_Task details_:
Take the material and output all of it exactly.

═══ The records

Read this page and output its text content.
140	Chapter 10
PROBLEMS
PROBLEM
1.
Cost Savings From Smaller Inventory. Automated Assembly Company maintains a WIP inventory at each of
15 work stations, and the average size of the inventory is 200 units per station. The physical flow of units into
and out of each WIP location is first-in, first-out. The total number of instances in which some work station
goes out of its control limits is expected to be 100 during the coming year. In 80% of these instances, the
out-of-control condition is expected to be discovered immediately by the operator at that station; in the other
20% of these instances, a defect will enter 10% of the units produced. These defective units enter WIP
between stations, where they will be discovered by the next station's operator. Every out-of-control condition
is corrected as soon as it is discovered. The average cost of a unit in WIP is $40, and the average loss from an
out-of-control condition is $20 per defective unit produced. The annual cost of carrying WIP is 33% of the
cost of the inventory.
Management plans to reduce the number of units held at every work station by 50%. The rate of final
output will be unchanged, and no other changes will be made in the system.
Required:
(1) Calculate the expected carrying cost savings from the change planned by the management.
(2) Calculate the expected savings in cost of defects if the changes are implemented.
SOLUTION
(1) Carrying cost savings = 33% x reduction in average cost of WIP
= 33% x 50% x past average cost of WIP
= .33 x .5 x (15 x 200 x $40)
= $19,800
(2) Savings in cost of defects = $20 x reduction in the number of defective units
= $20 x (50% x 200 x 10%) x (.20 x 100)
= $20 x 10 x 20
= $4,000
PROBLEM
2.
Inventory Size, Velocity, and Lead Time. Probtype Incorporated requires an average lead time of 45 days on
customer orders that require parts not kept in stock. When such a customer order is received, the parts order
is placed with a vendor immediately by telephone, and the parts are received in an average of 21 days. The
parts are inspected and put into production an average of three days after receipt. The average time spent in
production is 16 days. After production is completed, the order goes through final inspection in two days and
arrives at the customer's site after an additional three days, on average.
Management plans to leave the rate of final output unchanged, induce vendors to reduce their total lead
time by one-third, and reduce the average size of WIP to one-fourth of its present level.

══════

_Response_:
Read this page and output its text content.
140	Chapter 10
PROBLEMS
PROBLEM
1.
Cost Savings From Smaller Inventory. Automated Assembly Company maintains a WIP inventory at each of
15 work stations, and the average size of the inventory is 200 units per station. The physical flow of units into
and out of each WIP location is first-in, first-out. The total number of instances in which some work station
goes out of its control limits is expected to be 100 during the coming year. In 80% of these instances, the
out-of-control condition is expected to be discovered immediately by the operator at that station; in the other
20% of these instances, a defect will enter 10% of the units produced. These defective units enter WIP
between stations, where they will be discovered by the next station's operator. Every out-of-control condition
is corrected as soon as it is discovered. The average cost of a unit in WIP is $40, and the average loss from an
out-of-control condition is $20 per defective unit produced. The annual cost of carrying WIP is 33% of the
cost of the inventory.
Management plans to reduce the number of units held at every work station by 50%. The rate of final
output will be unchanged, and no other changes will be made in the system.
Required:
(1) Calculate the expected carrying cost savings from the change planned by the management.
(2) Calculate the expected savings in cost of defects if the changes are implemented.
SOLUTION
(1) Carrying cost savings = 33% x reduction in average cost of WIP
= 33% x 50% x past average cost of WIP
= .33 x .5 x (15 x 200 x $40)
= $19,800
(2) Savings in cost of defects = $20 x reduction in the number of defective units
= $20 x (50% x 200 x 10%) x (.20 x 100)
= $20 x 10 x 20
= $4,000
PROBLEM
2.
Inventory Size, Velocity, and Lead Time. Probtype Incorporated requires an average lead time of 45 days on
customer orders that require parts not kept in stock. When such a customer order is received, the parts order
is placed with a vendor immediately by telephone, and the parts are received in an average of 21 days. The
parts are inspected and put into production an average of three days after receipt. The average time spent in
production is 16 days. After production is completed, the order goes through final inspection in two days and
arrives at the customer's site after an additional three days, on average.
Management plans to leave the rate of final output unchanged, induce vendors to reduce their total lead
time by one-third, and reduce the average size of WIP to one-fourth of its present level.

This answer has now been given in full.